## Input for this task

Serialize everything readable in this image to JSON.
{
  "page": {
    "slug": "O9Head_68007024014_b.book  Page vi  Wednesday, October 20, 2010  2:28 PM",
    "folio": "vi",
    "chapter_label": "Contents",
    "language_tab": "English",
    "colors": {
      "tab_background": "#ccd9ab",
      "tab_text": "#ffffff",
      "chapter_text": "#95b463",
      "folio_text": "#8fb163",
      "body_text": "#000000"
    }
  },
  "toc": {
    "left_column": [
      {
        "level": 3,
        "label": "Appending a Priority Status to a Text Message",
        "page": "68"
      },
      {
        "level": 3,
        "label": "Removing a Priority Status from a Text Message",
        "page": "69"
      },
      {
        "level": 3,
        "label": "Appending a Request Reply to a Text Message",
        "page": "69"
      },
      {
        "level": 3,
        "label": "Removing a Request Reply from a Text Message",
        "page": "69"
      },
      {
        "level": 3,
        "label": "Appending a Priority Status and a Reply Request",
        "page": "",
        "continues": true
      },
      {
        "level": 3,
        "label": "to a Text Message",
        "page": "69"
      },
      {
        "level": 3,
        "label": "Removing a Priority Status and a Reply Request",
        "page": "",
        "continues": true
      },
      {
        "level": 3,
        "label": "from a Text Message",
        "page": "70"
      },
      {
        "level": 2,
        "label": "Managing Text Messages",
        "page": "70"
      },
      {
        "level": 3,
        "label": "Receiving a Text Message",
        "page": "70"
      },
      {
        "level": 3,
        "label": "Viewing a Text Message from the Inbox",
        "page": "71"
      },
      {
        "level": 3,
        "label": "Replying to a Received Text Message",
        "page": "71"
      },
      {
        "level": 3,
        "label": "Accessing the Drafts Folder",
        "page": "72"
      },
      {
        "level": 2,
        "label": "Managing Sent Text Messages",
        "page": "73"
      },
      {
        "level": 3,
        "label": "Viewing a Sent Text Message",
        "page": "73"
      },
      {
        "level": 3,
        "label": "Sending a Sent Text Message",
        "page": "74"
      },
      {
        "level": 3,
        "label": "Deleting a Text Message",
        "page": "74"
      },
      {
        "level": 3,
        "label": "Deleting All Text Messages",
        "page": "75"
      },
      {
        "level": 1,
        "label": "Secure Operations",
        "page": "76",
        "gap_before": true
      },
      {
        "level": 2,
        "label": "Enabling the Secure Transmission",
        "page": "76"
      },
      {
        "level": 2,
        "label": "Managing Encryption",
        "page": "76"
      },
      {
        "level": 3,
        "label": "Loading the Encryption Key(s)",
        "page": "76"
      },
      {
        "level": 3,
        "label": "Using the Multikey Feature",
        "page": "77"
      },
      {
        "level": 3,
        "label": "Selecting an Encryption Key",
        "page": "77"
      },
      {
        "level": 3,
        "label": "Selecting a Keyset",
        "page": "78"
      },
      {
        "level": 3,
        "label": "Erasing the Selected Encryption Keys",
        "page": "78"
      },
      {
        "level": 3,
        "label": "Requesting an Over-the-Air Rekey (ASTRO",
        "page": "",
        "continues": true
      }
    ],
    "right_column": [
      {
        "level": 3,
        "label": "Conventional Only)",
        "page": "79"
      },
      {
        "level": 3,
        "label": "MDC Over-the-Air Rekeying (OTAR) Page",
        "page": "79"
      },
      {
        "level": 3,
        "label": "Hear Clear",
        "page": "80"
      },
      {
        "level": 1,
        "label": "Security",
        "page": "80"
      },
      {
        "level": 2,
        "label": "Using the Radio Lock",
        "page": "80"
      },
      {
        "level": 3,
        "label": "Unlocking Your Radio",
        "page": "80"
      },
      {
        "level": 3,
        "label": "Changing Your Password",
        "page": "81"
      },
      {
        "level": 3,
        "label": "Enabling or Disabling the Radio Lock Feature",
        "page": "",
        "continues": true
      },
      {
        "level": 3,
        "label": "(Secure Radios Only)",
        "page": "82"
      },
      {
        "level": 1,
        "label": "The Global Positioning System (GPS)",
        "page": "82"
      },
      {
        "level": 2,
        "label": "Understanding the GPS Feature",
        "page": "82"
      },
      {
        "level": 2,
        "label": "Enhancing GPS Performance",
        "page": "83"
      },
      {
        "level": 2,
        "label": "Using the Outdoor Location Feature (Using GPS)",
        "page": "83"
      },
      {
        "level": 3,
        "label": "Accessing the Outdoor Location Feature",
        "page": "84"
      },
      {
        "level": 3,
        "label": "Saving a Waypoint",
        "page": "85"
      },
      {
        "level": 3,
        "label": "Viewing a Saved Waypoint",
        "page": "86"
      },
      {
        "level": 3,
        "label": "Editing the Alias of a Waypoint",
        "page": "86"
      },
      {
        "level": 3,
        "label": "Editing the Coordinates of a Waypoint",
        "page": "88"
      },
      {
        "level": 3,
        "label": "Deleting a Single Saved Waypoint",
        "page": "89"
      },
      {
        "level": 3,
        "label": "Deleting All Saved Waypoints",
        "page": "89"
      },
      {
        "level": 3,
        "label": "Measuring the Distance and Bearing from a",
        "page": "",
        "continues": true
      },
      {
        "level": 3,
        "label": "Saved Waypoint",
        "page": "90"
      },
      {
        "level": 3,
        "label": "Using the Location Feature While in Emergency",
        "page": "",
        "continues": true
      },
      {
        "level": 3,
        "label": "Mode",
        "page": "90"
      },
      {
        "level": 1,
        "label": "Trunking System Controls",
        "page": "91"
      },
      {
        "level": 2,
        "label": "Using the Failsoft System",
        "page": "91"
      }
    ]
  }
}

## Written request
Repeat every entry word for word.

## Correct answer
Serialize everything readable in this image to JSON.
{
  "page": {
    "slug": "O9Head_68007024014_b.book  Page vi  Wednesday, October 20, 2010  2:28 PM",
    "folio": "vi",
    "chapter_label": "Contents",
    "language_tab": "English",
    "colors": {
      "tab_background": "#ccd9ab",
      "tab_text": "#ffffff",
      "chapter_text": "#95b463",
      "folio_text": "#8fb163",
      "body_text": "#000000"
    }
  },
  "toc": {
    "left_column": [
      {
        "level": 3,
        "label": "Appending a Priority Status to a Text Message",
        "page": "68"
      },
      {
        "level": 3,
        "label": "Removing a Priority Status from a Text Message",
        "page": "69"
      },
      {
        "level": 3,
        "label": "Appending a Request Reply to a Text Message",
        "page": "69"
      },
      {
        "level": 3,
        "label": "Removing a Request Reply from a Text Message",
        "page": "69"
      },
      {
        "level": 3,
        "label": "Appending a Priority Status and a Reply Request",
        "page": "",
        "continues": true
      },
      {
        "level": 3,
        "label": "to a Text Message",
        "page": "69"
      },
      {
        "level": 3,
        "label": "Removing a Priority Status and a Reply Request",
        "page": "",
        "continues": true
      },
      {
        "level": 3,
        "label": "from a Text Message",
        "page": "70"
      },
      {
        "level": 2,
        "label": "Managing Text Messages",
        "page": "70"
      },
      {
        "level": 3,
        "label": "Receiving a Text Message",
        "page": "70"
      },
      {
        "level": 3,
        "label": "Viewing a Text Message from the Inbox",
        "page": "71"
      },
      {
        "level": 3,
        "label": "Replying to a Received Text Message",
        "page": "71"
      },
      {
        "level": 3,
        "label": "Accessing the Drafts Folder",
        "page": "72"
      },
      {
        "level": 2,
        "label": "Managing Sent Text Messages",
        "page": "73"
      },
      {
        "level": 3,
        "label": "Viewing a Sent Text Message",
        "page": "73"
      },
      {
        "level": 3,
        "label": "Sending a Sent Text Message",
        "page": "74"
      },
      {
        "level": 3,
        "label": "Deleting a Text Message",
        "page": "74"
      },
      {
        "level": 3,
        "label": "Deleting All Text Messages",
        "page": "75"
      },
      {
        "level": 1,
        "label": "Secure Operations",
        "page": "76",
        "gap_before": true
      },
      {
        "level": 2,
        "label": "Enabling the Secure Transmission",
        "page": "76"
      },
      {
        "level": 2,
        "label": "Managing Encryption",
        "page": "76"
      },
      {
        "level": 3,
        "label": "Loading the Encryption Key(s)",
        "page": "76"
      },
      {
        "level": 3,
        "label": "Using the Multikey Feature",
        "page": "77"
      },
      {
        "level": 3,
        "label": "Selecting an Encryption Key",
        "page": "77"
      },
      {
        "level": 3,
        "label": "Selecting a Keyset",
        "page": "78"
      },
      {
        "level": 3,
        "label": "Erasing the Selected Encryption Keys",
        "page": "78"
      },
      {
        "level": 3,
        "label": "Requesting an Over-the-Air Rekey (ASTRO",
        "page": "",
        "continues": true
      }
    ],
    "right_column": [
      {
        "level": 3,
        "label": "Conventional Only)",
        "page": "79"
      },
      {
        "level": 3,
        "label": "MDC Over-the-Air Rekeying (OTAR) Page",
        "page": "79"
      },
      {
        "level": 3,
        "label": "Hear Clear",
        "page": "80"
      },
      {
        "level": 1,
        "label": "Security",
        "page": "80"
      },
      {
        "level": 2,
        "label": "Using the Radio Lock",
        "page": "80"
      },
      {
        "level": 3,
        "label": "Unlocking Your Radio",
        "page": "80"
      },
      {
        "level": 3,
        "label": "Changing Your Password",
        "page": "81"
      },
      {
        "level": 3,
        "label": "Enabling or Disabling the Radio Lock Feature",
        "page": "",
        "continues": true
      },
      {
        "level": 3,
        "label": "(Secure Radios Only)",
        "page": "82"
      },
      {
        "level": 1,
        "label": "The Global Positioning System (GPS)",
        "page": "82"
      },
      {
        "level": 2,
        "label": "Understanding the GPS Feature",
        "page": "82"
      },
      {
        "level": 2,
        "label": "Enhancing GPS Performance",
        "page": "83"
      },
      {
        "level": 2,
        "label": "Using the Outdoor Location Feature (Using GPS)",
        "page": "83"
      },
      {
        "level": 3,
        "label": "Accessing the Outdoor Location Feature",
        "page": "84"
      },
      {
        "level": 3,
        "label": "Saving a Waypoint",
        "page": "85"
      },
      {
        "level": 3,
        "label": "Viewing a Saved Waypoint",
        "page": "86"
      },
      {
        "level": 3,
        "label": "Editing the Alias of a Waypoint",
        "page": "86"
      },
      {
        "level": 3,
        "label": "Editing the Coordinates of a Waypoint",
        "page": "88"
      },
      {
        "level": 3,
        "label": "Deleting a Single Saved Waypoint",
        "page": "89"
      },
      {
        "level": 3,
        "label": "Deleting All Saved Waypoints",
        "page": "89"
      },
      {
        "level": 3,
        "label": "Measuring the Distance and Bearing from a",
        "page": "",
        "continues": true
      },
      {
        "level": 3,
        "label": "Saved Waypoint",
        "page": "90"
      },
      {
        "level": 3,
        "label": "Using the Location Feature While in Emergency",
        "page": "",
        "continues": true
      },
      {
        "level": 3,
        "label": "Mode",
        "page": "90"
      },
      {
        "level": 1,
        "label": "Trunking System Controls",
        "page": "91"
      },
      {
        "level": 2,
        "label": "Using the Failsoft System",
        "page": "91"
      }
    ]
  }
}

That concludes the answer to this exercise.